## Objective
Please copy out every line of the material below word for word, leaving out the pictures.
--- Entries shown ---
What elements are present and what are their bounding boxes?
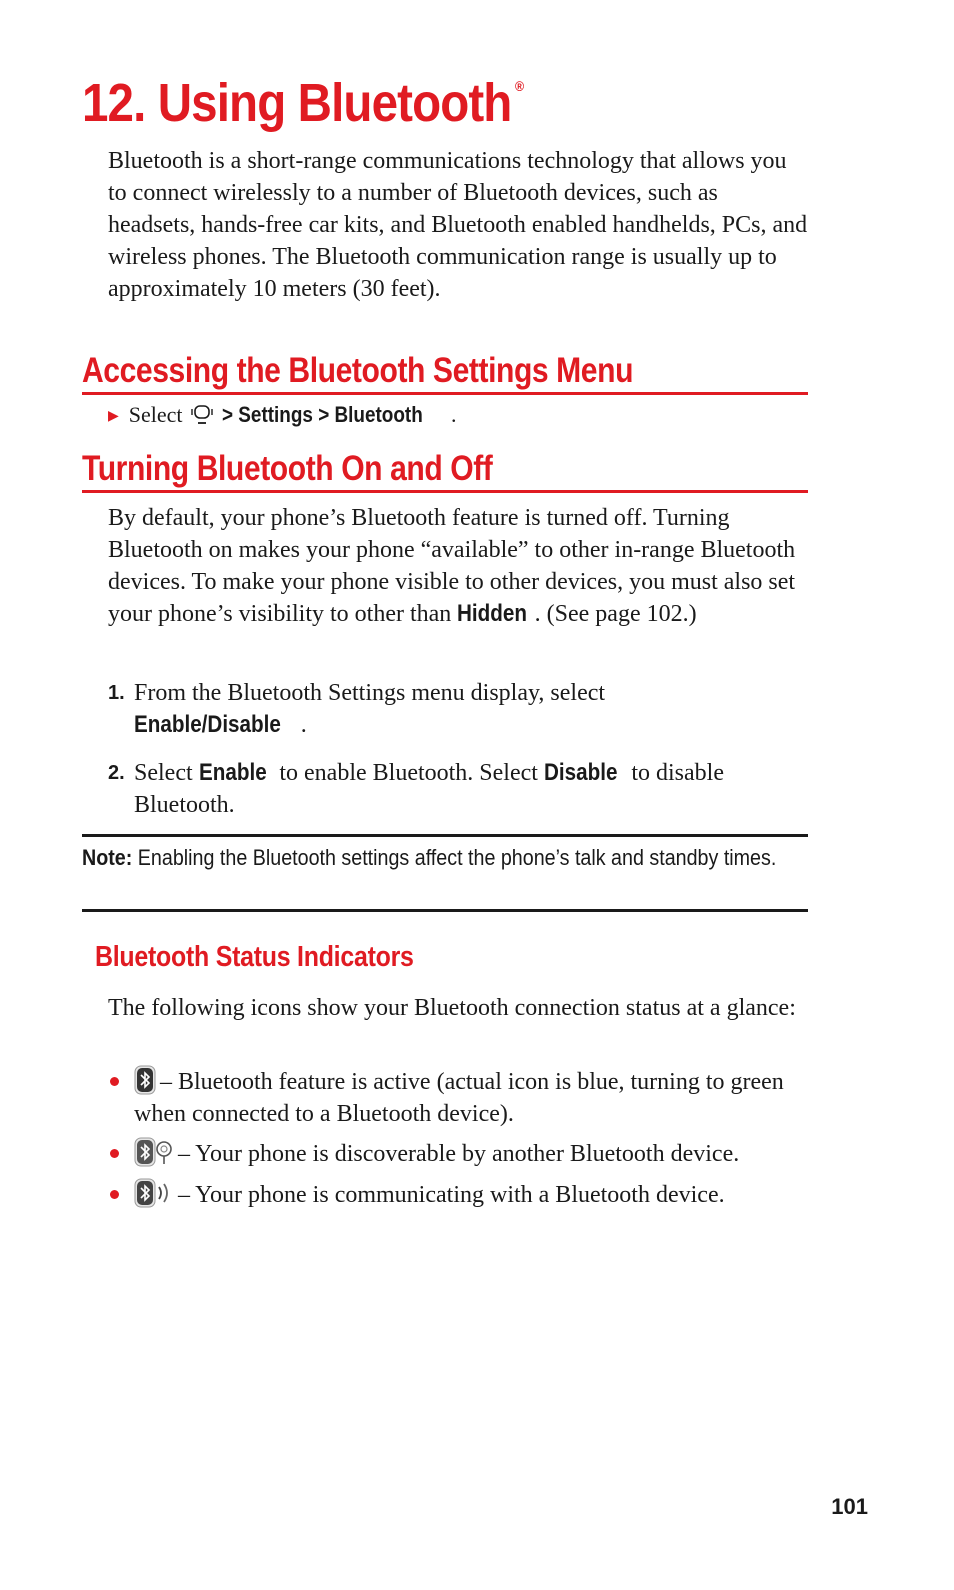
section-heading-access: Accessing the Bluetooth Settings Menu — [82, 350, 808, 395]
note-text: Enabling the Bluetooth settings affect the phone’s talk and standby times. — [137, 845, 777, 870]
list-item: – Bluetooth feature is active (actual icon is blue, turning to green when connected to a Bluetooth device). — [108, 1065, 818, 1130]
triangle-bullet-icon: ▶ — [108, 409, 119, 424]
default-paragraph: By default, your phone’s Bluetooth feature is turned off. Turning Bluetooth on makes your phone “available” to other in-range Bluetooth devices. To make your phone visible to other devices, you must also set your phone’s visibility to other than Hidden . (See page 102.) — [108, 502, 808, 630]
bluetooth-active-icon — [134, 1065, 156, 1095]
intro-paragraph: Bluetooth is a short-range communications technology that allows you to connect wirelessly to a number of Bluetooth devices, such as headsets, hands-free car kits, and Bluetooth enabled handhelds, PCs, and wireless phones. The Bluetooth communication range is usually up to approximately 10 meters (30 feet). — [108, 148, 808, 302]
step-1: 1. From the Bluetooth Settings menu display, select Enable/Disable . — [108, 677, 808, 741]
enable-disable-keyword: Enable/Disable — [134, 711, 281, 738]
bullet-dot — [110, 1149, 119, 1158]
enable-keyword: Enable — [198, 759, 267, 786]
disable-keyword: Disable — [543, 759, 618, 786]
list-item: – Your phone is communicating with a Bluetooth device. — [108, 1178, 818, 1211]
select-instruction: ▶ Select > Settings > Bluetooth . — [108, 400, 457, 432]
list-item: – Your phone is discoverable by another Bluetooth device. — [108, 1137, 818, 1170]
page-number: 101 — [831, 1494, 868, 1519]
bullet-dot — [110, 1077, 119, 1086]
status-intro: The following icons show your Bluetooth connection status at a glance: — [108, 995, 796, 1021]
step-2: 2. Select Enable to enable Bluetooth. Select Disable to disable Bluetooth. — [108, 759, 724, 818]
bluetooth-communicating-icon — [134, 1178, 174, 1208]
chapter-title: 12. Using Bluetooth ® — [82, 73, 524, 133]
bluetooth-discoverable-icon — [134, 1137, 174, 1167]
note-box — [82, 834, 808, 912]
hidden-keyword: Hidden — [457, 600, 528, 627]
registered-mark: ® — [514, 78, 524, 94]
bullet-dot — [110, 1190, 119, 1199]
status-indicators-heading: Bluetooth Status Indicators — [95, 941, 414, 973]
section-heading-toggle: Turning Bluetooth On and Off — [82, 448, 808, 493]
settings-path: > Settings > Bluetooth — [221, 402, 423, 427]
menu-key-icon — [190, 404, 214, 426]
note-label: Note: — [82, 845, 133, 870]
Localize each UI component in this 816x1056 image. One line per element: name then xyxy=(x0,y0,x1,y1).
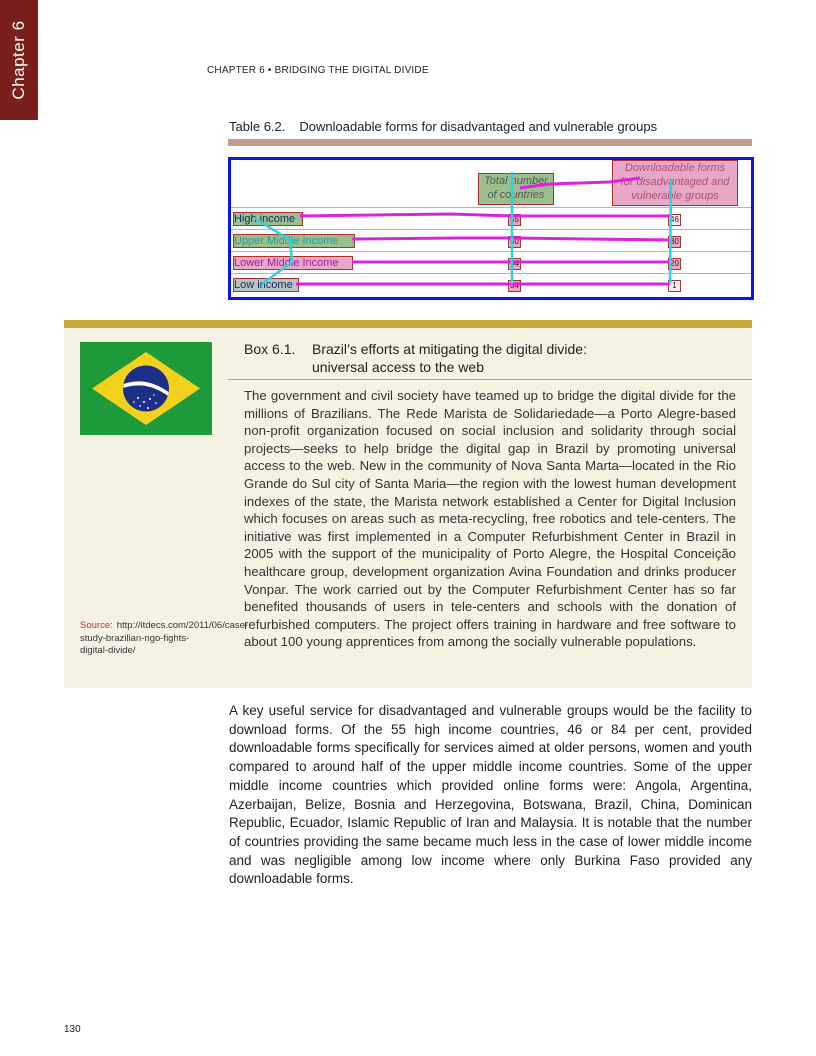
---
## Exercise answer
What elements are present and what are their bounding boxes?
section-heading-access: Accessing the Bluetooth Settings Menu — [82, 350, 808, 395]
note-text: Enabling the Bluetooth settings affect the phone’s talk and standby times. — [137, 845, 777, 870]
list-item: – Bluetooth feature is active (actual icon is blue, turning to green when connected to a Bluetooth device). — [108, 1065, 818, 1130]
triangle-bullet-icon: ▶ — [108, 409, 119, 424]
default-paragraph: By default, your phone’s Bluetooth feature is turned off. Turning Bluetooth on makes your phone “available” to other in-range Bluetooth devices. To make your phone visible to other devices, you must also set your phone’s visibility to other than Hidden . (See page 102.) — [108, 502, 808, 630]
bluetooth-active-icon — [134, 1065, 156, 1095]
intro-paragraph: Bluetooth is a short-range communications technology that allows you to connect wirelessly to a number of Bluetooth devices, such as headsets, hands-free car kits, and Bluetooth enabled handhelds, PCs, and wireless phones. The Bluetooth communication range is usually up to approximately 10 meters (30 feet). — [108, 148, 808, 302]
step-1: 1. From the Bluetooth Settings menu display, select Enable/Disable . — [108, 677, 808, 741]
enable-disable-keyword: Enable/Disable — [134, 711, 281, 738]
bullet-dot — [110, 1149, 119, 1158]
enable-keyword: Enable — [198, 759, 267, 786]
disable-keyword: Disable — [543, 759, 618, 786]
list-item: – Your phone is communicating with a Bluetooth device. — [108, 1178, 818, 1211]
select-instruction: ▶ Select > Settings > Bluetooth . — [108, 400, 457, 432]
list-item: – Your phone is discoverable by another Bluetooth device. — [108, 1137, 818, 1170]
page-number: 101 — [831, 1494, 868, 1519]
bullet-dot — [110, 1077, 119, 1086]
status-intro: The following icons show your Bluetooth connection status at a glance: — [108, 995, 796, 1021]
step-2: 2. Select Enable to enable Bluetooth. Select Disable to disable Bluetooth. — [108, 759, 724, 818]
bluetooth-communicating-icon — [134, 1178, 174, 1208]
chapter-title: 12. Using Bluetooth ® — [82, 73, 524, 133]
bluetooth-discoverable-icon — [134, 1137, 174, 1167]
note-box — [82, 834, 808, 912]
hidden-keyword: Hidden — [457, 600, 528, 627]
registered-mark: ® — [514, 78, 524, 94]
bullet-dot — [110, 1190, 119, 1199]
status-indicators-heading: Bluetooth Status Indicators — [95, 941, 414, 973]
section-heading-toggle: Turning Bluetooth On and Off — [82, 448, 808, 493]
settings-path: > Settings > Bluetooth — [221, 402, 423, 427]
menu-key-icon — [190, 404, 214, 426]
note-label: Note: — [82, 845, 133, 870]
Localize each UI component in this 816x1056 image. One line per element: name then xyxy=(x0,y0,x1,y1).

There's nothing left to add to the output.